### WRITTEN TASK
In the listing below, find every line with the string "were" and pull it out.

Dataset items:

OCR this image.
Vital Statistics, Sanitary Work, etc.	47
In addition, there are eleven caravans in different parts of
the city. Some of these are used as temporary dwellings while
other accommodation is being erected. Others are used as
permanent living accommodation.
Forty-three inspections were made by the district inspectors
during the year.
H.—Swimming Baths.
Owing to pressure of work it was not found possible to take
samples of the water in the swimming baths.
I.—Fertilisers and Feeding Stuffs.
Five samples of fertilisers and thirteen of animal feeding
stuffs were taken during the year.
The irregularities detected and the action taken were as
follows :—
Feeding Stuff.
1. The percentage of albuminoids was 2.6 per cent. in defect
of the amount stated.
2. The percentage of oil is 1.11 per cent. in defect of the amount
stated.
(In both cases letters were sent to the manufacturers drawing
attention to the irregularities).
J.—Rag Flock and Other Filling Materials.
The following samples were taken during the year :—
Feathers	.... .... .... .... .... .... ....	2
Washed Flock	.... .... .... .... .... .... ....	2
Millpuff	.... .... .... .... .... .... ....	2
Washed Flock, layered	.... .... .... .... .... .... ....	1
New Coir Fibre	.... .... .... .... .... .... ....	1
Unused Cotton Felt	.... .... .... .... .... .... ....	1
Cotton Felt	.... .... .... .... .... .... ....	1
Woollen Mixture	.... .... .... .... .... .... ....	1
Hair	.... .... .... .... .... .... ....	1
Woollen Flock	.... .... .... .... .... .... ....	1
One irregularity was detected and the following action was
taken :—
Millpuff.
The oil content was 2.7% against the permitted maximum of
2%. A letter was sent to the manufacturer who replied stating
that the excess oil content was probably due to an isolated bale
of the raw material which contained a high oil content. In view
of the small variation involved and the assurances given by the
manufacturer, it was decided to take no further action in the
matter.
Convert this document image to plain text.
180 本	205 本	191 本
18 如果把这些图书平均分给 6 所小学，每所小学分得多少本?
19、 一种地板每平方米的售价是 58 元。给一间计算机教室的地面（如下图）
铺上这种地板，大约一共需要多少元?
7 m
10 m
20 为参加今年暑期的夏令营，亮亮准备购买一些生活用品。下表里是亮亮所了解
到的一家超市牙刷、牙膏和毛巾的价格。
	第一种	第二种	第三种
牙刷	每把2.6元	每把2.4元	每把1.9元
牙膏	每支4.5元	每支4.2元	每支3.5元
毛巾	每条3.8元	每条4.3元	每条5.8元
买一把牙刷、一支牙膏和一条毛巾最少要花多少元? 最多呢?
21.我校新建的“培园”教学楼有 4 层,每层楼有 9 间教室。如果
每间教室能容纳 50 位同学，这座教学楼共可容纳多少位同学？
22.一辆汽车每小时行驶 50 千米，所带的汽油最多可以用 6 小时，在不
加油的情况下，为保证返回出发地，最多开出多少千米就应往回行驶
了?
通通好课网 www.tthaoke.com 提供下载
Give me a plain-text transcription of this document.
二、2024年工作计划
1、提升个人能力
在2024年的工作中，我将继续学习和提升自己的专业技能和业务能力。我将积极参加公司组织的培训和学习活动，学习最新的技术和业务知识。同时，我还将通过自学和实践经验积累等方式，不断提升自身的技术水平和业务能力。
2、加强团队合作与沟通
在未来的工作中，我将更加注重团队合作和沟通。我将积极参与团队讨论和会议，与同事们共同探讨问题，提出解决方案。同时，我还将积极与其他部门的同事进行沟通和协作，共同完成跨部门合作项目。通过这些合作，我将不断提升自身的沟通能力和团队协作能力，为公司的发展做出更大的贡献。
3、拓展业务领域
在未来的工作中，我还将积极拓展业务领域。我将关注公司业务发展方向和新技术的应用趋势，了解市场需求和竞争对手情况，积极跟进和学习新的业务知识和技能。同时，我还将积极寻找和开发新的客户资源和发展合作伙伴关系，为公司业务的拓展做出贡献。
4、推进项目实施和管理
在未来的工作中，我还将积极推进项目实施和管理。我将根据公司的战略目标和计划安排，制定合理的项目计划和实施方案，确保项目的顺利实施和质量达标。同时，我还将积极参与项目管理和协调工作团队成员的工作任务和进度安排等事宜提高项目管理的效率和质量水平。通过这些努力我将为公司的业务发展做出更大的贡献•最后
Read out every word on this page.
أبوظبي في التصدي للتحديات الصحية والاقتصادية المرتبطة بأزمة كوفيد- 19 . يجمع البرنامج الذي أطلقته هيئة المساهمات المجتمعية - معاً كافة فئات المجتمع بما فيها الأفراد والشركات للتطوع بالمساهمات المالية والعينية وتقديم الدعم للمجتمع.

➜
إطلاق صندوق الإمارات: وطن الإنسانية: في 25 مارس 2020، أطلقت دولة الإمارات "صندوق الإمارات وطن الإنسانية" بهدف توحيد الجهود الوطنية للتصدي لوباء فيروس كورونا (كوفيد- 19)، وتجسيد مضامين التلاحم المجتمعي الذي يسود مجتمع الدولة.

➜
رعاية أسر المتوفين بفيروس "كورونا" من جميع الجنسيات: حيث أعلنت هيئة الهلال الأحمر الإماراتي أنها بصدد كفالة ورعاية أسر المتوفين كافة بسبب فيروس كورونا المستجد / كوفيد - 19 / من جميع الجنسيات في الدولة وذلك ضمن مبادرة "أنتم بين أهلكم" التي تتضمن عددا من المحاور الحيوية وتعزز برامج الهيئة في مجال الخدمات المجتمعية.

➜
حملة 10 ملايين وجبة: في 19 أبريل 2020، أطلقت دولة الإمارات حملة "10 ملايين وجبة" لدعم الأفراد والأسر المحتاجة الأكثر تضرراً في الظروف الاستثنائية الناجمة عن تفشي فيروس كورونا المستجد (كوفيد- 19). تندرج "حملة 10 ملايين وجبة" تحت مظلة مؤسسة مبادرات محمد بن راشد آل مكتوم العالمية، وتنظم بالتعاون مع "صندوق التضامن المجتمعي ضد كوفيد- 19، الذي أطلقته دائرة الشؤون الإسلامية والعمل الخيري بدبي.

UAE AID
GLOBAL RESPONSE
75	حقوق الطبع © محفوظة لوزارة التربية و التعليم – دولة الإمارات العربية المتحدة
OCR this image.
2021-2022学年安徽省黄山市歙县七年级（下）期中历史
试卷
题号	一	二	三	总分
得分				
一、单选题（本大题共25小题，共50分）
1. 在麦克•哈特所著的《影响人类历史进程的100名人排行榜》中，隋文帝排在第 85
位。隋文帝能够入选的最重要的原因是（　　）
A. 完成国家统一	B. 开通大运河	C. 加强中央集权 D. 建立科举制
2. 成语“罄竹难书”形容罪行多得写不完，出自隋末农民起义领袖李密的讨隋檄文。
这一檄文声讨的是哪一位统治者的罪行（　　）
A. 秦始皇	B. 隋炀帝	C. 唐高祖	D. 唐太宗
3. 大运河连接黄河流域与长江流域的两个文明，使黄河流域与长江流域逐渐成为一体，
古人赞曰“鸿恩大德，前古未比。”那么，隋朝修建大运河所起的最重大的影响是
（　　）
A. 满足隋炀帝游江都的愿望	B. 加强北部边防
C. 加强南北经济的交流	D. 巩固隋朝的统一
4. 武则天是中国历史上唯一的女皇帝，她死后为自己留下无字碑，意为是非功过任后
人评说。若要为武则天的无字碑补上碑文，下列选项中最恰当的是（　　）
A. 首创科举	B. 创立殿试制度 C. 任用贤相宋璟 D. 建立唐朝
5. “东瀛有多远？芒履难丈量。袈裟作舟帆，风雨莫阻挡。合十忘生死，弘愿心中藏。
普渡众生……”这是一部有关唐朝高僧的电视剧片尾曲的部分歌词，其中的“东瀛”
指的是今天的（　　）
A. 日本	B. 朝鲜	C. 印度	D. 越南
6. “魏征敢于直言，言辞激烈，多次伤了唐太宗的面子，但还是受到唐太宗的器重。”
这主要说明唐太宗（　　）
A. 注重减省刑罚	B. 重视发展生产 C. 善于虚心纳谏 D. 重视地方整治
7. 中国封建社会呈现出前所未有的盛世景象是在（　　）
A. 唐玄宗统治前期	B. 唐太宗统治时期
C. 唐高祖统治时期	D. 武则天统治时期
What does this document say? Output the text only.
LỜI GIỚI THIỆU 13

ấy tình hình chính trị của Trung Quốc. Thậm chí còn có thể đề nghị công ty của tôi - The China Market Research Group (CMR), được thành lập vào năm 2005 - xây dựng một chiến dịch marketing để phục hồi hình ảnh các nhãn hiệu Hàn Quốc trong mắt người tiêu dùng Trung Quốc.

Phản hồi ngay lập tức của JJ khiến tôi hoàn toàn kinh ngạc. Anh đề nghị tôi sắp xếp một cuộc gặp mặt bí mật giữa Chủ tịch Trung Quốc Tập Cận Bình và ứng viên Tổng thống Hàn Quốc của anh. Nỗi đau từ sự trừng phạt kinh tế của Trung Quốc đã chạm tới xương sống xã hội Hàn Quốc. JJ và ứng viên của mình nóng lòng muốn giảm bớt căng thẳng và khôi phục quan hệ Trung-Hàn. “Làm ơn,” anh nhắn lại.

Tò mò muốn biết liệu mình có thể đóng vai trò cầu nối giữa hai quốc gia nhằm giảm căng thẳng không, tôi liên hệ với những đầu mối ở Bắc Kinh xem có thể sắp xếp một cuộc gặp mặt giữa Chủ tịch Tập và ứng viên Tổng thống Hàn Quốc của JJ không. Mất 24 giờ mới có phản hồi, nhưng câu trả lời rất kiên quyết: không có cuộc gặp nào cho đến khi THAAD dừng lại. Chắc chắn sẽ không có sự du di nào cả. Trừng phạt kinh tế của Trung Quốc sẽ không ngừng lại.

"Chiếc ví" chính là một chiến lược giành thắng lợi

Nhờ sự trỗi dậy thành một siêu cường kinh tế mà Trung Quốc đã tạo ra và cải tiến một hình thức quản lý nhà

### SOLVED EXERCISE
Forty-three inspections were made by the district inspectors
stuffs were taken during the year.
The irregularities detected and the action taken were as
(In both cases letters were sent to the manufacturers drawing
The following samples were taken during the year :—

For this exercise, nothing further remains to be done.